Materials provided:
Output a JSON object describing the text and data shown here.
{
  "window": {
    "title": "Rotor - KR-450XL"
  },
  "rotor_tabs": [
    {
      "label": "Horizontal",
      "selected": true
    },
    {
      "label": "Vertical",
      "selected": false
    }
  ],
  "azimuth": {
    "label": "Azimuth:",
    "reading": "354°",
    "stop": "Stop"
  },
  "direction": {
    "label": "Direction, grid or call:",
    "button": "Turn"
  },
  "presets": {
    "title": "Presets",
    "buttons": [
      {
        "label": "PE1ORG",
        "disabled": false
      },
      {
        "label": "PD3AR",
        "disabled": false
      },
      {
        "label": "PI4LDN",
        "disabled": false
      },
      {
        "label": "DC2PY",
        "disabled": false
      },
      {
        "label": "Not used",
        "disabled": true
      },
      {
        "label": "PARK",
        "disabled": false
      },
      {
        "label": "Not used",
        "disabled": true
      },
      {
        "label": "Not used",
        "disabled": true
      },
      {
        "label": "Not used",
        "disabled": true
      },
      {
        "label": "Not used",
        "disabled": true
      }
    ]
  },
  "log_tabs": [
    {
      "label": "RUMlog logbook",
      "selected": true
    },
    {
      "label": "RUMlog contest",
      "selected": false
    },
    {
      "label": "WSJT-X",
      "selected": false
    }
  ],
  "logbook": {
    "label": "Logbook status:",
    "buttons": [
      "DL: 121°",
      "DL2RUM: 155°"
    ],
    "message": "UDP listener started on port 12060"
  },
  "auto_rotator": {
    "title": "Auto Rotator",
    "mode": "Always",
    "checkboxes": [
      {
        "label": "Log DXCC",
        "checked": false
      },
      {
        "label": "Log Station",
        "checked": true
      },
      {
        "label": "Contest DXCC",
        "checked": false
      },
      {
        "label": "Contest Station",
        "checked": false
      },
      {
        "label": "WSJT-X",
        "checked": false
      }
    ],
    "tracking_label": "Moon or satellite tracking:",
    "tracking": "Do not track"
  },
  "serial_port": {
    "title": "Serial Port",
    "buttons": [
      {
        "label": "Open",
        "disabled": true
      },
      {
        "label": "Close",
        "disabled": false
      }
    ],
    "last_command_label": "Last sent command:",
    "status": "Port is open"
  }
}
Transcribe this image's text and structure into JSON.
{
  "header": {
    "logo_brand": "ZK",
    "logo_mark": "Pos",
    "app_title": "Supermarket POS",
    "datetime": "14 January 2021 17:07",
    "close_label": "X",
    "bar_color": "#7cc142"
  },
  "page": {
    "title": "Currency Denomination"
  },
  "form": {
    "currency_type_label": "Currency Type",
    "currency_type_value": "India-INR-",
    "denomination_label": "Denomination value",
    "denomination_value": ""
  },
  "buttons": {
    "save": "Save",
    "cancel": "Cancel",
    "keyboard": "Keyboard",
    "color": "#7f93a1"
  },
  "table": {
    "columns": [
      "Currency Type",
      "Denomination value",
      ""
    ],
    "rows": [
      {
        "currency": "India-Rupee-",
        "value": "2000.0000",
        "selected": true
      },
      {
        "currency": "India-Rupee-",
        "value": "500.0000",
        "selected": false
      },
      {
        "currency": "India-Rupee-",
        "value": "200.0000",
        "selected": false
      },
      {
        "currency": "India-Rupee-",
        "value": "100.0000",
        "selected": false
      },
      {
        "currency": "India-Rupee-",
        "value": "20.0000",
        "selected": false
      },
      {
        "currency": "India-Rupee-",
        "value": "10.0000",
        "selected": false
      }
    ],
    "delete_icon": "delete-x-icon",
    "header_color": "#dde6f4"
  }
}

Work instructions: Would you reproduce all the entries exactly?

Task result:
Output a JSON object describing the text and data shown here.
{
  "window": {
    "title": "Rotor - KR-450XL"
  },
  "rotor_tabs": [
    {
      "label": "Horizontal",
      "selected": true
    },
    {
      "label": "Vertical",
      "selected": false
    }
  ],
  "azimuth": {
    "label": "Azimuth:",
    "reading": "354°",
    "stop": "Stop"
  },
  "direction": {
    "label": "Direction, grid or call:",
    "button": "Turn"
  },
  "presets": {
    "title": "Presets",
    "buttons": [
      {
        "label": "PE1ORG",
        "disabled": false
      },
      {
        "label": "PD3AR",
        "disabled": false
      },
      {
        "label": "PI4LDN",
        "disabled": false
      },
      {
        "label": "DC2PY",
        "disabled": false
      },
      {
        "label": "Not used",
        "disabled": true
      },
      {
        "label": "PARK",
        "disabled": false
      },
      {
        "label": "Not used",
        "disabled": true
      },
      {
        "label": "Not used",
        "disabled": true
      },
      {
        "label": "Not used",
        "disabled": true
      },
      {
        "label": "Not used",
        "disabled": true
      }
    ]
  },
  "log_tabs": [
    {
      "label": "RUMlog logbook",
      "selected": true
    },
    {
      "label": "RUMlog contest",
      "selected": false
    },
    {
      "label": "WSJT-X",
      "selected": false
    }
  ],
  "logbook": {
    "label": "Logbook status:",
    "buttons": [
      "DL: 121°",
      "DL2RUM: 155°"
    ],
    "message": "UDP listener started on port 12060"
  },
  "auto_rotator": {
    "title": "Auto Rotator",
    "mode": "Always",
    "checkboxes": [
      {
        "label": "Log DXCC",
        "checked": false
      },
      {
        "label": "Log Station",
        "checked": true
      },
      {
        "label": "Contest DXCC",
        "checked": false
      },
      {
        "label": "Contest Station",
        "checked": false
      },
      {
        "label": "WSJT-X",
        "checked": false
      }
    ],
    "tracking_label": "Moon or satellite tracking:",
    "tracking": "Do not track"
  },
  "serial_port": {
    "title": "Serial Port",
    "buttons": [
      {
        "label": "Open",
        "disabled": true
      },
      {
        "label": "Close",
        "disabled": false
      }
    ],
    "last_command_label": "Last sent command:",
    "status": "Port is open"
  }
}
Transcribe this image's text and structure into JSON.
{
  "header": {
    "logo_brand": "ZK",
    "logo_mark": "Pos",
    "app_title": "Supermarket POS",
    "datetime": "14 January 2021 17:07",
    "close_label": "X",
    "bar_color": "#7cc142"
  },
  "page": {
    "title": "Currency Denomination"
  },
  "form": {
    "currency_type_label": "Currency Type",
    "currency_type_value": "India-INR-",
    "denomination_label": "Denomination value",
    "denomination_value": ""
  },
  "buttons": {
    "save": "Save",
    "cancel": "Cancel",
    "keyboard": "Keyboard",
    "color": "#7f93a1"
  },
  "table": {
    "columns": [
      "Currency Type",
      "Denomination value",
      ""
    ],
    "rows": [
      {
        "currency": "India-Rupee-",
        "value": "2000.0000",
        "selected": true
      },
      {
        "currency": "India-Rupee-",
        "value": "500.0000",
        "selected": false
      },
      {
        "currency": "India-Rupee-",
        "value": "200.0000",
        "selected": false
      },
      {
        "currency": "India-Rupee-",
        "value": "100.0000",
        "selected": false
      },
      {
        "currency": "India-Rupee-",
        "value": "20.0000",
        "selected": false
      },
      {
        "currency": "India-Rupee-",
        "value": "10.0000",
        "selected": false
      }
    ],
    "delete_icon": "delete-x-icon",
    "header_color": "#dde6f4"
  }
}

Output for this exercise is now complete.